Write the material out again exactly as it stands.

Supplied information:
◆ ◆ ◆ ◆ ◆
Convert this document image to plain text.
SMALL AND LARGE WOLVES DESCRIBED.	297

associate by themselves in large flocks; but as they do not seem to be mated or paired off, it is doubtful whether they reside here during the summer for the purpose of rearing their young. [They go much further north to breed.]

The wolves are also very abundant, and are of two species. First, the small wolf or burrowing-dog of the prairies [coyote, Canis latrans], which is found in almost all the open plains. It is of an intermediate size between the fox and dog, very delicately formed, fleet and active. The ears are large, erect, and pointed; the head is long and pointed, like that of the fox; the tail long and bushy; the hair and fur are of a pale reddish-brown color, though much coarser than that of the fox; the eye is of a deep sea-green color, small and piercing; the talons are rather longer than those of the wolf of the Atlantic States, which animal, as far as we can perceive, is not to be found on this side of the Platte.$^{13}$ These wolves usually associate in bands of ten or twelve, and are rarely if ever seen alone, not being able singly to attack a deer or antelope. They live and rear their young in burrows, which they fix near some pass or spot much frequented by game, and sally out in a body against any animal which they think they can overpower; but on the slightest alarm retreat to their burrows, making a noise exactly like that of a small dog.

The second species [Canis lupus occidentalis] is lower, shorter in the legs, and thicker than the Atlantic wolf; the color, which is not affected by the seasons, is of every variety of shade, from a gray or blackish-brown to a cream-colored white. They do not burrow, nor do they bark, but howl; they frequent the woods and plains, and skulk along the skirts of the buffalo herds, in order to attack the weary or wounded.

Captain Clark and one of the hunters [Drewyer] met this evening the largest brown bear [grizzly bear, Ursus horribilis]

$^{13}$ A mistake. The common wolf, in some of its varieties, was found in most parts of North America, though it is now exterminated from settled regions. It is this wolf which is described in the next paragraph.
◆ ◆ ◆ ◆ ◆
Written reply:
Convert this document image to plain text.
SMALL AND LARGE WOLVES DESCRIBED.	297

associate by themselves in large flocks; but as they do not seem to be mated or paired off, it is doubtful whether they reside here during the summer for the purpose of rearing their young. [They go much further north to breed.]

The wolves are also very abundant, and are of two species. First, the small wolf or burrowing-dog of the prairies [coyote, Canis latrans], which is found in almost all the open plains. It is of an intermediate size between the fox and dog, very delicately formed, fleet and active. The ears are large, erect, and pointed; the head is long and pointed, like that of the fox; the tail long and bushy; the hair and fur are of a pale reddish-brown color, though much coarser than that of the fox; the eye is of a deep sea-green color, small and piercing; the talons are rather longer than those of the wolf of the Atlantic States, which animal, as far as we can perceive, is not to be found on this side of the Platte.$^{13}$ These wolves usually associate in bands of ten or twelve, and are rarely if ever seen alone, not being able singly to attack a deer or antelope. They live and rear their young in burrows, which they fix near some pass or spot much frequented by game, and sally out in a body against any animal which they think they can overpower; but on the slightest alarm retreat to their burrows, making a noise exactly like that of a small dog.

The second species [Canis lupus occidentalis] is lower, shorter in the legs, and thicker than the Atlantic wolf; the color, which is not affected by the seasons, is of every variety of shade, from a gray or blackish-brown to a cream-colored white. They do not burrow, nor do they bark, but howl; they frequent the woods and plains, and skulk along the skirts of the buffalo herds, in order to attack the weary or wounded.

Captain Clark and one of the hunters [Drewyer] met this evening the largest brown bear [grizzly bear, Ursus horribilis]

$^{13}$ A mistake. The common wolf, in some of its varieties, was found in most parts of North America, though it is now exterminated from settled regions. It is this wolf which is described in the next paragraph.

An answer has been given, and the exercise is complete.